Records supplied -

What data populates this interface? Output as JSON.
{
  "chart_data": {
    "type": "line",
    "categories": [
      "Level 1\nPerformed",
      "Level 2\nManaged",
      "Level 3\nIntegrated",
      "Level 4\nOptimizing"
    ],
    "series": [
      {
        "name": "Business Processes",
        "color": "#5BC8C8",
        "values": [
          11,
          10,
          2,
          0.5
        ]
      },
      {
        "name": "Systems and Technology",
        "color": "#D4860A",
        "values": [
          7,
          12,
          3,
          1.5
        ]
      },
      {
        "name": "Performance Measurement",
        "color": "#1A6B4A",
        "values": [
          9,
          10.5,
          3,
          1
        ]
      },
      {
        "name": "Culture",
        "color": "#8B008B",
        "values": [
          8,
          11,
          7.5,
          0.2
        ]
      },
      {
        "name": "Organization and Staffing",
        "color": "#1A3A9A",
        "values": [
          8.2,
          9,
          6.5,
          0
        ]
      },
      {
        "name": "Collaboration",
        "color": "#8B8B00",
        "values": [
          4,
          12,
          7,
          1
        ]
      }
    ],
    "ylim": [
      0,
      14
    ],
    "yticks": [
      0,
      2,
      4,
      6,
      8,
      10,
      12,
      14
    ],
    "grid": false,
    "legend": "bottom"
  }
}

Aim - Every entry must be output again, exactly as written above.

Final result -
What data populates this interface? Output as JSON.
{
  "chart_data": {
    "type": "line",
    "categories": [
      "Level 1\nPerformed",
      "Level 2\nManaged",
      "Level 3\nIntegrated",
      "Level 4\nOptimizing"
    ],
    "series": [
      {
        "name": "Business Processes",
        "color": "#5BC8C8",
        "values": [
          11,
          10,
          2,
          0.5
        ]
      },
      {
        "name": "Systems and Technology",
        "color": "#D4860A",
        "values": [
          7,
          12,
          3,
          1.5
        ]
      },
      {
        "name": "Performance Measurement",
        "color": "#1A6B4A",
        "values": [
          9,
          10.5,
          3,
          1
        ]
      },
      {
        "name": "Culture",
        "color": "#8B008B",
        "values": [
          8,
          11,
          7.5,
          0.2
        ]
      },
      {
        "name": "Organization and Staffing",
        "color": "#1A3A9A",
        "values": [
          8.2,
          9,
          6.5,
          0
        ]
      },
      {
        "name": "Collaboration",
        "color": "#8B8B00",
        "values": [
          4,
          12,
          7,
          1
        ]
      }
    ],
    "ylim": [
      0,
      14
    ],
    "yticks": [
      0,
      2,
      4,
      6,
      8,
      10,
      12,
      14
    ],
    "grid": false,
    "legend": "bottom"
  }
}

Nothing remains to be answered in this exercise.